### Objective
Locate each line with the string "abakɔsɛm" in the listing below and copy it.

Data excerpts
----------------
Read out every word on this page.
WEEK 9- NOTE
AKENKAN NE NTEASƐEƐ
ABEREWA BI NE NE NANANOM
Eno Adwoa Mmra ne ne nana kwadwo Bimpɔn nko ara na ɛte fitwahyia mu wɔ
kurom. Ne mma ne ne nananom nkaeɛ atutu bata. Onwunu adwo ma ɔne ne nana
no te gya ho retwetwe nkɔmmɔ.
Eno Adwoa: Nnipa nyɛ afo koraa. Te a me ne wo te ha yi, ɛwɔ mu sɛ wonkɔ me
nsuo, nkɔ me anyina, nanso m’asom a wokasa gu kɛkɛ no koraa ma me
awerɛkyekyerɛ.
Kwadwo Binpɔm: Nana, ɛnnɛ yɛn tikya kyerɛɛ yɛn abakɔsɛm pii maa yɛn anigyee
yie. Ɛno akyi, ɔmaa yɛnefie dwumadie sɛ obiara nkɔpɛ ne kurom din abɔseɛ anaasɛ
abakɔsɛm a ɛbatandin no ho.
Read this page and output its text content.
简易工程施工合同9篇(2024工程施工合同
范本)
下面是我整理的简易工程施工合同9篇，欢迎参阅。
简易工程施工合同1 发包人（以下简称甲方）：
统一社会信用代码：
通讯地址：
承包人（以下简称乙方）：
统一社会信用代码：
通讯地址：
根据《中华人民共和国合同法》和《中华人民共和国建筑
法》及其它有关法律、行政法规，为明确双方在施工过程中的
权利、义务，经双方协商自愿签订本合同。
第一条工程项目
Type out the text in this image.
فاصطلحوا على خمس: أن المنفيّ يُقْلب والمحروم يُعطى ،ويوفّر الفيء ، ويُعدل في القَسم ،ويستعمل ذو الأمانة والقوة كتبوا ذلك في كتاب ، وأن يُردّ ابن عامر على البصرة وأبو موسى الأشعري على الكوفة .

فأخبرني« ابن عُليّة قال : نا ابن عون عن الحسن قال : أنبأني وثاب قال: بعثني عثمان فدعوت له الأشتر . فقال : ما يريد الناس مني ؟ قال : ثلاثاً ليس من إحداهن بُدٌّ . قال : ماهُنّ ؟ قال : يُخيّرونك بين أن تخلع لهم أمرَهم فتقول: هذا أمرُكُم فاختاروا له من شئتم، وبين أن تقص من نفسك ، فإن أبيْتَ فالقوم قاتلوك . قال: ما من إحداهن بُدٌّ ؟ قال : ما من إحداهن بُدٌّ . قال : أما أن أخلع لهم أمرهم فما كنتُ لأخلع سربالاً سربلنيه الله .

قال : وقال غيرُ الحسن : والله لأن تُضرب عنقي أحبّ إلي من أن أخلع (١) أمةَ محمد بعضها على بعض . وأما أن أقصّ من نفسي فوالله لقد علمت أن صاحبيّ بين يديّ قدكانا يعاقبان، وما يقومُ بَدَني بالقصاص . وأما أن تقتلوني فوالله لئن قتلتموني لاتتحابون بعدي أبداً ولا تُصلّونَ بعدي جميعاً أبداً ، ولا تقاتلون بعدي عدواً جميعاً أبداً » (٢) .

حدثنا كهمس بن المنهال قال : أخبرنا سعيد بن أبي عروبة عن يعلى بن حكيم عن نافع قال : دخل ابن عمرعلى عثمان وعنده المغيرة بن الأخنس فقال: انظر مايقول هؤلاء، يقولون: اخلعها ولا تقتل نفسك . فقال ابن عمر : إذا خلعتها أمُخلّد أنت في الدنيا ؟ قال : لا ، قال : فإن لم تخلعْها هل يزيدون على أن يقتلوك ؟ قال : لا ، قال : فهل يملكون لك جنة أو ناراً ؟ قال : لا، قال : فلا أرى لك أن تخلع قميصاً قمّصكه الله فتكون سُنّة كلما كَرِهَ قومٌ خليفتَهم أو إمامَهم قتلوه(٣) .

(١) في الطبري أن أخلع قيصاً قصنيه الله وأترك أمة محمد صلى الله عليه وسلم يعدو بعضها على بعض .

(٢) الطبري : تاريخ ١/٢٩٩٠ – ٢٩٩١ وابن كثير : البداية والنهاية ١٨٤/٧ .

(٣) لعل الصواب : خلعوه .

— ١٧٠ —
----------------
### Solution to the exercise
Kwadwo Binpɔm: Nana, ɛnnɛ yɛn tikya kyerɛɛ yɛn abakɔsɛm pii maa yɛn anigyee
abakɔsɛm a ɛbatandin no ho.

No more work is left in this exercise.